• MATERIALS PROVIDED:
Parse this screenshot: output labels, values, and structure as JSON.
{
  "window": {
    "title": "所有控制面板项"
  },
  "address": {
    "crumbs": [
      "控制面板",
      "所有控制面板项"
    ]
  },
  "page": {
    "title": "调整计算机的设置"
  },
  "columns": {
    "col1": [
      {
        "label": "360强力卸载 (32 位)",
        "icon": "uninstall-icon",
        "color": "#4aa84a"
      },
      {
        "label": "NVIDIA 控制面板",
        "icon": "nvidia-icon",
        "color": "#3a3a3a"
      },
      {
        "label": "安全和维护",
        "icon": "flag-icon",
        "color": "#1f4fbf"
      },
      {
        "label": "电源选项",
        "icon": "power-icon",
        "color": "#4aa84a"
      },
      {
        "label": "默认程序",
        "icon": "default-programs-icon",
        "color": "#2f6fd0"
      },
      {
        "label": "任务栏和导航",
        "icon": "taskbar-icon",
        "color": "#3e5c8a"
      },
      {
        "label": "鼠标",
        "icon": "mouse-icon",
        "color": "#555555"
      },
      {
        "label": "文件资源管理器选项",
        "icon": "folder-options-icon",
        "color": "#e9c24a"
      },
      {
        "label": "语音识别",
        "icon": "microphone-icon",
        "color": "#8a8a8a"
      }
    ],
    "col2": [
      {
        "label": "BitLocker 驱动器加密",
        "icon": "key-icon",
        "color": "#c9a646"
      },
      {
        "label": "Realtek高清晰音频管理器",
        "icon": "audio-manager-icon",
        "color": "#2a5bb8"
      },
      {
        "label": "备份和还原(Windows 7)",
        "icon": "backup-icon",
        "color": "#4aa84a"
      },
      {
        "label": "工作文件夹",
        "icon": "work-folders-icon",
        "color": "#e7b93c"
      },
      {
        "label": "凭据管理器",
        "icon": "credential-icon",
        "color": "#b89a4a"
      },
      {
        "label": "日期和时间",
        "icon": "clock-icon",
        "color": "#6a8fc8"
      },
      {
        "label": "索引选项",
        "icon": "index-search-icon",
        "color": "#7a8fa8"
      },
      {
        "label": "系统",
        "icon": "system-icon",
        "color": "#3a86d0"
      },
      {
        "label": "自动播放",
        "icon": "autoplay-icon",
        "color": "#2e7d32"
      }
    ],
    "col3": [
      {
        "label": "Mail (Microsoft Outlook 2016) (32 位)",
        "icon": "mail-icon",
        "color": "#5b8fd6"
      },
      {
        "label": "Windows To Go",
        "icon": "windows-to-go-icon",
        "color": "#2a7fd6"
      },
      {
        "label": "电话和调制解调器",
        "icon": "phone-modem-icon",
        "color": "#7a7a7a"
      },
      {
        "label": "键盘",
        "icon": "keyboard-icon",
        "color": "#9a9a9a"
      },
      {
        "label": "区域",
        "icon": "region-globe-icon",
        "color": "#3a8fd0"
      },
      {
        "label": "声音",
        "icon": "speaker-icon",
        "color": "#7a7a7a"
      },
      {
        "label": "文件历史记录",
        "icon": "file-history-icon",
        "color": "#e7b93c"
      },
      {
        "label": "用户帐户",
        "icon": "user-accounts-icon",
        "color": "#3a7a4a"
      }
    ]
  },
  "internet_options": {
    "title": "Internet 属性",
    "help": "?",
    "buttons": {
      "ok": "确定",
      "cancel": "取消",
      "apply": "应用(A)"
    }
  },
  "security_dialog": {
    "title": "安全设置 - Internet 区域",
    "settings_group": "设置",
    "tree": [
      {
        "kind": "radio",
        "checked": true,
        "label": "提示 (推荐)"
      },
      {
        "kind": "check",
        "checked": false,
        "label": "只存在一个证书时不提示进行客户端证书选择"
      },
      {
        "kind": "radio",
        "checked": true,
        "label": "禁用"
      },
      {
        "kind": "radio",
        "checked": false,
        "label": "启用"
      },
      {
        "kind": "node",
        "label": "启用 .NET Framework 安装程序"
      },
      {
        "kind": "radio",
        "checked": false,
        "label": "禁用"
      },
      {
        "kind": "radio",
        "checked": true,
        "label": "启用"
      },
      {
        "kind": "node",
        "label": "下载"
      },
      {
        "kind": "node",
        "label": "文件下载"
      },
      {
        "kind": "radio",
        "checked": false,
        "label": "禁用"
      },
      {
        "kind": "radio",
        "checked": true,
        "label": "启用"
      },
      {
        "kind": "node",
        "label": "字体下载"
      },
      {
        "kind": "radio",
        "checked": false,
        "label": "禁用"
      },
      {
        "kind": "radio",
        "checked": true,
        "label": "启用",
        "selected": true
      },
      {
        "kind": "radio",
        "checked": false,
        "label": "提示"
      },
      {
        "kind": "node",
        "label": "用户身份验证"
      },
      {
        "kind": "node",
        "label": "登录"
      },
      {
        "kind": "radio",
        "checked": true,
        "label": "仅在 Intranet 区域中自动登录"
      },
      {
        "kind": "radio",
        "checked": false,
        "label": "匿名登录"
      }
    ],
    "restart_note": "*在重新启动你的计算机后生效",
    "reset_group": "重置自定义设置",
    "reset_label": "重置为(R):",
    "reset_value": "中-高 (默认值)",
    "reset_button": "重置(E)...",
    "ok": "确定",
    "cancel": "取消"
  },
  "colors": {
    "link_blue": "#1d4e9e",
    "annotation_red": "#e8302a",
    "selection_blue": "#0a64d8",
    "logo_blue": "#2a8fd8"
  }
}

• OBJECTIVE:
Nothing should be left out: return all of the records exactly.

• OUTPUT FOR THIS EXERCISE:
Parse this screenshot: output labels, values, and structure as JSON.
{
  "window": {
    "title": "所有控制面板项"
  },
  "address": {
    "crumbs": [
      "控制面板",
      "所有控制面板项"
    ]
  },
  "page": {
    "title": "调整计算机的设置"
  },
  "columns": {
    "col1": [
      {
        "label": "360强力卸载 (32 位)",
        "icon": "uninstall-icon",
        "color": "#4aa84a"
      },
      {
        "label": "NVIDIA 控制面板",
        "icon": "nvidia-icon",
        "color": "#3a3a3a"
      },
      {
        "label": "安全和维护",
        "icon": "flag-icon",
        "color": "#1f4fbf"
      },
      {
        "label": "电源选项",
        "icon": "power-icon",
        "color": "#4aa84a"
      },
      {
        "label": "默认程序",
        "icon": "default-programs-icon",
        "color": "#2f6fd0"
      },
      {
        "label": "任务栏和导航",
        "icon": "taskbar-icon",
        "color": "#3e5c8a"
      },
      {
        "label": "鼠标",
        "icon": "mouse-icon",
        "color": "#555555"
      },
      {
        "label": "文件资源管理器选项",
        "icon": "folder-options-icon",
        "color": "#e9c24a"
      },
      {
        "label": "语音识别",
        "icon": "microphone-icon",
        "color": "#8a8a8a"
      }
    ],
    "col2": [
      {
        "label": "BitLocker 驱动器加密",
        "icon": "key-icon",
        "color": "#c9a646"
      },
      {
        "label": "Realtek高清晰音频管理器",
        "icon": "audio-manager-icon",
        "color": "#2a5bb8"
      },
      {
        "label": "备份和还原(Windows 7)",
        "icon": "backup-icon",
        "color": "#4aa84a"
      },
      {
        "label": "工作文件夹",
        "icon": "work-folders-icon",
        "color": "#e7b93c"
      },
      {
        "label": "凭据管理器",
        "icon": "credential-icon",
        "color": "#b89a4a"
      },
      {
        "label": "日期和时间",
        "icon": "clock-icon",
        "color": "#6a8fc8"
      },
      {
        "label": "索引选项",
        "icon": "index-search-icon",
        "color": "#7a8fa8"
      },
      {
        "label": "系统",
        "icon": "system-icon",
        "color": "#3a86d0"
      },
      {
        "label": "自动播放",
        "icon": "autoplay-icon",
        "color": "#2e7d32"
      }
    ],
    "col3": [
      {
        "label": "Mail (Microsoft Outlook 2016) (32 位)",
        "icon": "mail-icon",
        "color": "#5b8fd6"
      },
      {
        "label": "Windows To Go",
        "icon": "windows-to-go-icon",
        "color": "#2a7fd6"
      },
      {
        "label": "电话和调制解调器",
        "icon": "phone-modem-icon",
        "color": "#7a7a7a"
      },
      {
        "label": "键盘",
        "icon": "keyboard-icon",
        "color": "#9a9a9a"
      },
      {
        "label": "区域",
        "icon": "region-globe-icon",
        "color": "#3a8fd0"
      },
      {
        "label": "声音",
        "icon": "speaker-icon",
        "color": "#7a7a7a"
      },
      {
        "label": "文件历史记录",
        "icon": "file-history-icon",
        "color": "#e7b93c"
      },
      {
        "label": "用户帐户",
        "icon": "user-accounts-icon",
        "color": "#3a7a4a"
      }
    ]
  },
  "internet_options": {
    "title": "Internet 属性",
    "help": "?",
    "buttons": {
      "ok": "确定",
      "cancel": "取消",
      "apply": "应用(A)"
    }
  },
  "security_dialog": {
    "title": "安全设置 - Internet 区域",
    "settings_group": "设置",
    "tree": [
      {
        "kind": "radio",
        "checked": true,
        "label": "提示 (推荐)"
      },
      {
        "kind": "check",
        "checked": false,
        "label": "只存在一个证书时不提示进行客户端证书选择"
      },
      {
        "kind": "radio",
        "checked": true,
        "label": "禁用"
      },
      {
        "kind": "radio",
        "checked": false,
        "label": "启用"
      },
      {
        "kind": "node",
        "label": "启用 .NET Framework 安装程序"
      },
      {
        "kind": "radio",
        "checked": false,
        "label": "禁用"
      },
      {
        "kind": "radio",
        "checked": true,
        "label": "启用"
      },
      {
        "kind": "node",
        "label": "下载"
      },
      {
        "kind": "node",
        "label": "文件下载"
      },
      {
        "kind": "radio",
        "checked": false,
        "label": "禁用"
      },
      {
        "kind": "radio",
        "checked": true,
        "label": "启用"
      },
      {
        "kind": "node",
        "label": "字体下载"
      },
      {
        "kind": "radio",
        "checked": false,
        "label": "禁用"
      },
      {
        "kind": "radio",
        "checked": true,
        "label": "启用",
        "selected": true
      },
      {
        "kind": "radio",
        "checked": false,
        "label": "提示"
      },
      {
        "kind": "node",
        "label": "用户身份验证"
      },
      {
        "kind": "node",
        "label": "登录"
      },
      {
        "kind": "radio",
        "checked": true,
        "label": "仅在 Intranet 区域中自动登录"
      },
      {
        "kind": "radio",
        "checked": false,
        "label": "匿名登录"
      }
    ],
    "restart_note": "*在重新启动你的计算机后生效",
    "reset_group": "重置自定义设置",
    "reset_label": "重置为(R):",
    "reset_value": "中-高 (默认值)",
    "reset_button": "重置(E)...",
    "ok": "确定",
    "cancel": "取消"
  },
  "colors": {
    "link_blue": "#1d4e9e",
    "annotation_red": "#e8302a",
    "selection_blue": "#0a64d8",
    "logo_blue": "#2a8fd8"
  }
}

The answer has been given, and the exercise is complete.